» STATED TASK
In the listing that follows, how many lines contain the string "screenshot"? Provide only the number.

Part of a data file
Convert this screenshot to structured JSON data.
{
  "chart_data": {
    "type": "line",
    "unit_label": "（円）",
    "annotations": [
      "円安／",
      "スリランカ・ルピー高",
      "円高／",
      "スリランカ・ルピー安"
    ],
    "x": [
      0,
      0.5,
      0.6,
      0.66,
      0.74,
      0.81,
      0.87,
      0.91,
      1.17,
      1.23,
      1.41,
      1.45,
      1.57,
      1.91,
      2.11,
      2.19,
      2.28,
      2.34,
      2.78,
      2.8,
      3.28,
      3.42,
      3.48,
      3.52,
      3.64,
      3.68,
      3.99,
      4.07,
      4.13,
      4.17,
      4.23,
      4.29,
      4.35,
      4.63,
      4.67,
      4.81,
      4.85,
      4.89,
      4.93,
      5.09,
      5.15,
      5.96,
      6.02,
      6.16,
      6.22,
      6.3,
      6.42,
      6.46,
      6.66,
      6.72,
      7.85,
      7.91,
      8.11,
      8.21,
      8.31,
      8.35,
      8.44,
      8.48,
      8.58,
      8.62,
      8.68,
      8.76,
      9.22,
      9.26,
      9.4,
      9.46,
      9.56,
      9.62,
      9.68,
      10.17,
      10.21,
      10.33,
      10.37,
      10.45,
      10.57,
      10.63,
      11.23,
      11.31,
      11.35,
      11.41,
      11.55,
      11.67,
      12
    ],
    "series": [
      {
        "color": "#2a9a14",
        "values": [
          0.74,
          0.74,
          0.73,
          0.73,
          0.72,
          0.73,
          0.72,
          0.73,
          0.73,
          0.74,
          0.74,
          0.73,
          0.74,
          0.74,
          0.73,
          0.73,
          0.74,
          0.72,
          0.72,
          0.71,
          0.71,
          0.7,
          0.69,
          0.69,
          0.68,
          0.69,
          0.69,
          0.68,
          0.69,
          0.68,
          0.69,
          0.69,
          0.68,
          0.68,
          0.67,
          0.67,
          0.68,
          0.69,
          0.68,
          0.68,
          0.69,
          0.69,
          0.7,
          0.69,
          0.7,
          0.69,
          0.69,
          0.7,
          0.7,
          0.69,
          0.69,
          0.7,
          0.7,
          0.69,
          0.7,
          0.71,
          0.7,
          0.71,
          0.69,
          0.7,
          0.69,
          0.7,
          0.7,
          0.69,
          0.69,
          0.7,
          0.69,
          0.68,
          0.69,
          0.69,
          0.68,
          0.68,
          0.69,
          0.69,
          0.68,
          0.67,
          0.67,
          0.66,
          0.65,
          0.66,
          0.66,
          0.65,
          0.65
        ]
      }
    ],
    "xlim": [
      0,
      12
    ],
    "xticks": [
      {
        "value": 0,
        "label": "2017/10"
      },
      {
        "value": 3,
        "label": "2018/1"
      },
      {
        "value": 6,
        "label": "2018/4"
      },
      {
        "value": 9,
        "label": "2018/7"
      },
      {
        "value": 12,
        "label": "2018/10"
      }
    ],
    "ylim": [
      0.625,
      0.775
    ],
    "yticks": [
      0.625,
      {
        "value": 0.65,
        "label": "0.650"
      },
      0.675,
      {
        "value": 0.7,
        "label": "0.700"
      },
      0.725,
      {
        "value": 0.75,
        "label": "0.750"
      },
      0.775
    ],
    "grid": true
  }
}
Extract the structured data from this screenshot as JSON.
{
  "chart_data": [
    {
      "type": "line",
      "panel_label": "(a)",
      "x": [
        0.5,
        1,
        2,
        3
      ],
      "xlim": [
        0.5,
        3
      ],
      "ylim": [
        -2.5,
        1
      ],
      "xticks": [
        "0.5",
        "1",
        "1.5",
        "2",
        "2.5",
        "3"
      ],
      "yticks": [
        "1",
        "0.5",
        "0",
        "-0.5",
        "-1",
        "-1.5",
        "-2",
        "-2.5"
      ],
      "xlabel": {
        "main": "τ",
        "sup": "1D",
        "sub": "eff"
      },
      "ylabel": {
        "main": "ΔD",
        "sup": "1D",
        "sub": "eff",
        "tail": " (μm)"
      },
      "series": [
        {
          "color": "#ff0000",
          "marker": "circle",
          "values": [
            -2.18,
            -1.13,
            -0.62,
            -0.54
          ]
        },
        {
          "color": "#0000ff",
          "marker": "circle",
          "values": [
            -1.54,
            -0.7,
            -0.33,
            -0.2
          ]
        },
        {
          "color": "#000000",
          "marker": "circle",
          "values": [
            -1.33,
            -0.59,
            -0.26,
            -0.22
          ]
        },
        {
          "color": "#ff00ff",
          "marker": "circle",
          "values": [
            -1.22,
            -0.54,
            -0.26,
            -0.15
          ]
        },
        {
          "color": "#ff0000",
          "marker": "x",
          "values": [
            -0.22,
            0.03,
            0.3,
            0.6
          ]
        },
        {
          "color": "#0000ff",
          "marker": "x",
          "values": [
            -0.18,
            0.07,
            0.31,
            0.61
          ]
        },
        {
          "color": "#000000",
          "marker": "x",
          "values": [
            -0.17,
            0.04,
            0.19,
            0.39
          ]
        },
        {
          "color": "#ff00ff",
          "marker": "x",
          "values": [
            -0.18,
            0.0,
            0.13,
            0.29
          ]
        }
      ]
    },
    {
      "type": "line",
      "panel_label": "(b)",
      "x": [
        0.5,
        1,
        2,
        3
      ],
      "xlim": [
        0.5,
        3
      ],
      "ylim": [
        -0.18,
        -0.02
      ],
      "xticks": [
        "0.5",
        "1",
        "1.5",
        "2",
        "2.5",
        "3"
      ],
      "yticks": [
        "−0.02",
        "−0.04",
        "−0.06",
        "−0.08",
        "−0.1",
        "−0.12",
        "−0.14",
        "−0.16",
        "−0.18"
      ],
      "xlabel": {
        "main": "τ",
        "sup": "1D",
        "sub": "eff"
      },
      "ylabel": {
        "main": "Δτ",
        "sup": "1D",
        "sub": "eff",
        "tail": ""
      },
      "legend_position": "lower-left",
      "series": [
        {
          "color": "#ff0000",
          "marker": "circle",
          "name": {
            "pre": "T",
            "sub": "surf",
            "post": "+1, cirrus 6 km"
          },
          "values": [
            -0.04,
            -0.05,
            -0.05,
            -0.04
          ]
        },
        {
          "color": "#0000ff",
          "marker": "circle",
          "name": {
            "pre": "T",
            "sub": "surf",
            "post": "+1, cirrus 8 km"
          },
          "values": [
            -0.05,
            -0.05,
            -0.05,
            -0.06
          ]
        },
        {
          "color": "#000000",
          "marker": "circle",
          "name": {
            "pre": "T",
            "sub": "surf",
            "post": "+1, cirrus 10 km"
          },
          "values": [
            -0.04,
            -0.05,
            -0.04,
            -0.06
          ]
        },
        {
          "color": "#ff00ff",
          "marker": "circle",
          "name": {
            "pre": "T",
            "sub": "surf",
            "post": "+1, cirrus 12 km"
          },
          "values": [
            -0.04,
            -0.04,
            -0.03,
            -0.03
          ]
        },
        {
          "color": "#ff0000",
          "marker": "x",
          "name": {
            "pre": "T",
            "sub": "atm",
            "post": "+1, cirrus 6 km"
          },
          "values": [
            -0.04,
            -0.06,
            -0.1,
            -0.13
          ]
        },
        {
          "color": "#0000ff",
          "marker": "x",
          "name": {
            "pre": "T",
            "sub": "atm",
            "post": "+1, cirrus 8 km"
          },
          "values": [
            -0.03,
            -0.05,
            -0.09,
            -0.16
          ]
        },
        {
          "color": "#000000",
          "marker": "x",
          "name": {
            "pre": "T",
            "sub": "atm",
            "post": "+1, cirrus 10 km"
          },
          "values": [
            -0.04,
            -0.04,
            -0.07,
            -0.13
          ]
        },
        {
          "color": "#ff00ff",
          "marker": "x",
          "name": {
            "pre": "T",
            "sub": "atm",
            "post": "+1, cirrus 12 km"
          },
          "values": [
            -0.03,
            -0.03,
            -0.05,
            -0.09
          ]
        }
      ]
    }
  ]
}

» FINAL RESULT
2